----- TASK INPUTS -----

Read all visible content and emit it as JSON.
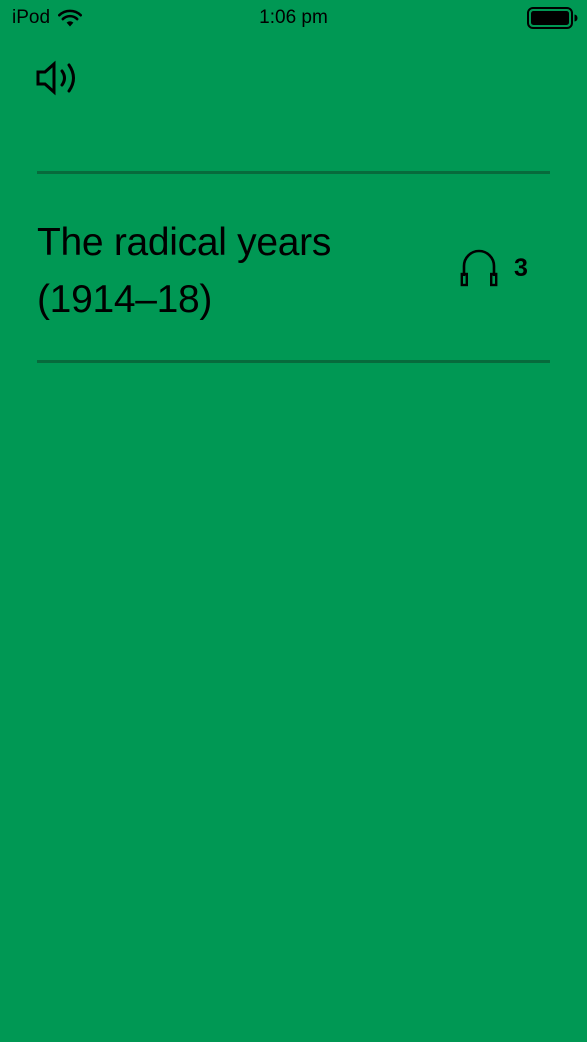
{
  "status_bar": {
    "carrier": "iPod",
    "time": "1:06 pm"
  },
  "header": {
    "audio_icon": "speaker-icon"
  },
  "tour_list": [
    {
      "title": "The radical years (1914–18)",
      "icon": "headphones-icon",
      "count": "3"
    }
  ],
  "colors": {
    "background": "#009854",
    "divider": "#076b3c",
    "text": "#000000"
  }
}
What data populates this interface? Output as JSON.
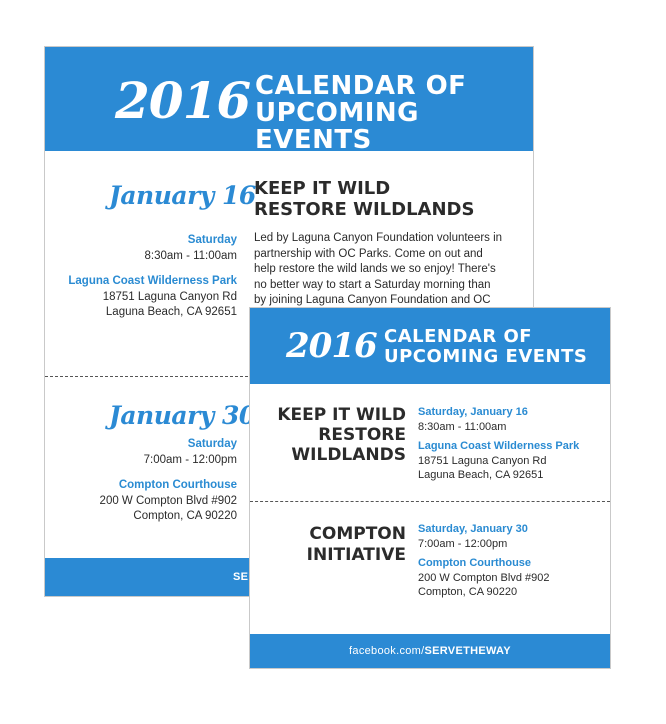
{
  "back_card": {
    "header": {
      "year": "2016",
      "title_line1": "CALENDAR OF",
      "title_line2": "UPCOMING EVENTS"
    },
    "event1": {
      "date": "January 16",
      "title_line1": "KEEP IT WILD",
      "title_line2": "RESTORE WILDLANDS",
      "day": "Saturday",
      "time": "8:30am - 11:00am",
      "venue": "Laguna Coast Wilderness Park",
      "address1": "18751 Laguna Canyon Rd",
      "address2": "Laguna Beach, CA 92651",
      "description": "Led by Laguna Canyon Foundation volunteers in partnership with OC Parks. Come on out and help restore the wild lands we so enjoy! There's no better way to start a Saturday morning than by joining Laguna Canyon Foundation and OC Parks staff in an invigorating project of"
    },
    "event2": {
      "date": "January 30",
      "day": "Saturday",
      "time": "7:00am - 12:00pm",
      "venue": "Compton Courthouse",
      "address1": "200 W Compton Blvd #902",
      "address2": "Compton, CA 90220"
    },
    "footer_partial": "SERVE"
  },
  "front_card": {
    "header": {
      "year": "2016",
      "title_line1": "CALENDAR OF",
      "title_line2": "UPCOMING EVENTS"
    },
    "event1": {
      "title_line1": "KEEP IT WILD",
      "title_line2": "RESTORE",
      "title_line3": "WILDLANDS",
      "date": "Saturday, January 16",
      "time": "8:30am - 11:00am",
      "venue": "Laguna Coast Wilderness Park",
      "address1": "18751 Laguna Canyon Rd",
      "address2": "Laguna Beach, CA 92651"
    },
    "event2": {
      "title_line1": "COMPTON",
      "title_line2": "INITIATIVE",
      "date": "Saturday, January 30",
      "time": "7:00am - 12:00pm",
      "venue": "Compton Courthouse",
      "address1": "200 W Compton Blvd #902",
      "address2": "Compton, CA 90220"
    },
    "footer": {
      "prefix": "facebook.com/",
      "handle": "SERVETHEWAY"
    }
  },
  "colors": {
    "accent_blue": "#2b8ad4",
    "text_dark": "#2b2b2b"
  }
}
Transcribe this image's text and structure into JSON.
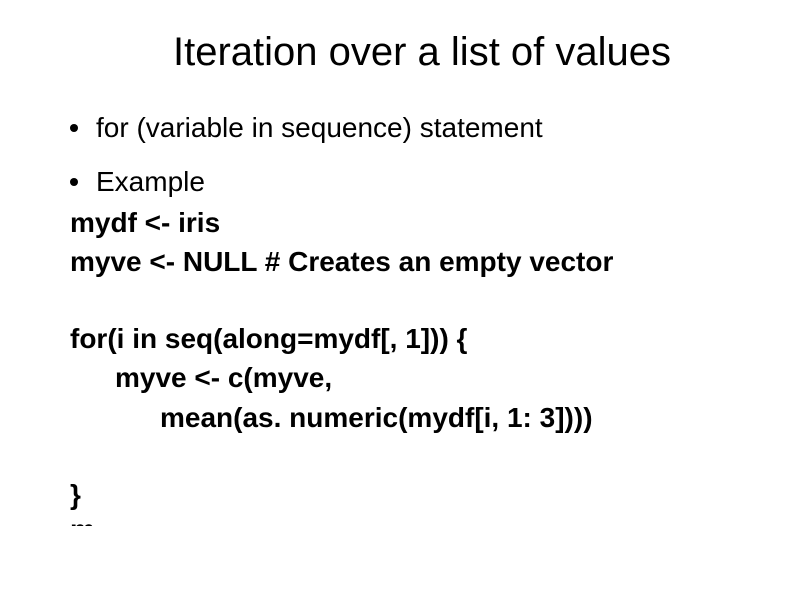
{
  "title": "Iteration over a list of values",
  "bullets": [
    "for (variable in sequence) statement",
    "Example"
  ],
  "code": {
    "line1": "mydf <- iris",
    "line2": "myve <- NULL # Creates an empty vector",
    "for1": "for(i in seq(along=mydf[, 1])) {",
    "for2": "myve <- c(myve,",
    "for3": "mean(as. numeric(mydf[i, 1: 3])))",
    "close": "}",
    "cutoff": "m"
  }
}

-----

EXERCISE GOAL: Locate and copy each line in the data above that includes the word "myve".

RESULT FOR THIS EXERCISE:
    "line2": "myve <- NULL # Creates an empty vector",
    "for2": "myve <- c(myve,",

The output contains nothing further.